Dataset entries
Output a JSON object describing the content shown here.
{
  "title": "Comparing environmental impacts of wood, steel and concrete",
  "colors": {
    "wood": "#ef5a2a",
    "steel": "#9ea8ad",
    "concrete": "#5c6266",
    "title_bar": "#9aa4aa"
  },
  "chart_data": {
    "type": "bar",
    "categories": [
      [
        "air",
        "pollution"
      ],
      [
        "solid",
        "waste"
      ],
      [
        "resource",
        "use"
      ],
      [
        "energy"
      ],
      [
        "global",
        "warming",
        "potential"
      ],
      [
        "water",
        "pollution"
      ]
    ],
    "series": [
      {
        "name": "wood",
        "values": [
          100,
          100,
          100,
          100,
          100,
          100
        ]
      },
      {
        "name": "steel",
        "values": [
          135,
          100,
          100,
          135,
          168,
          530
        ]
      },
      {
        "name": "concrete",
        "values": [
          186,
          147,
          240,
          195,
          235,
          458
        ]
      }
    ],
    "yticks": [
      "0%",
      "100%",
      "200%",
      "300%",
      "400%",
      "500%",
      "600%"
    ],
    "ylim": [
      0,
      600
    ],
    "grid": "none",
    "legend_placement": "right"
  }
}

## Problem details:
Across all the entries, count the lines that contain the word "wood" and give the number by itself.

## Response to the task:
3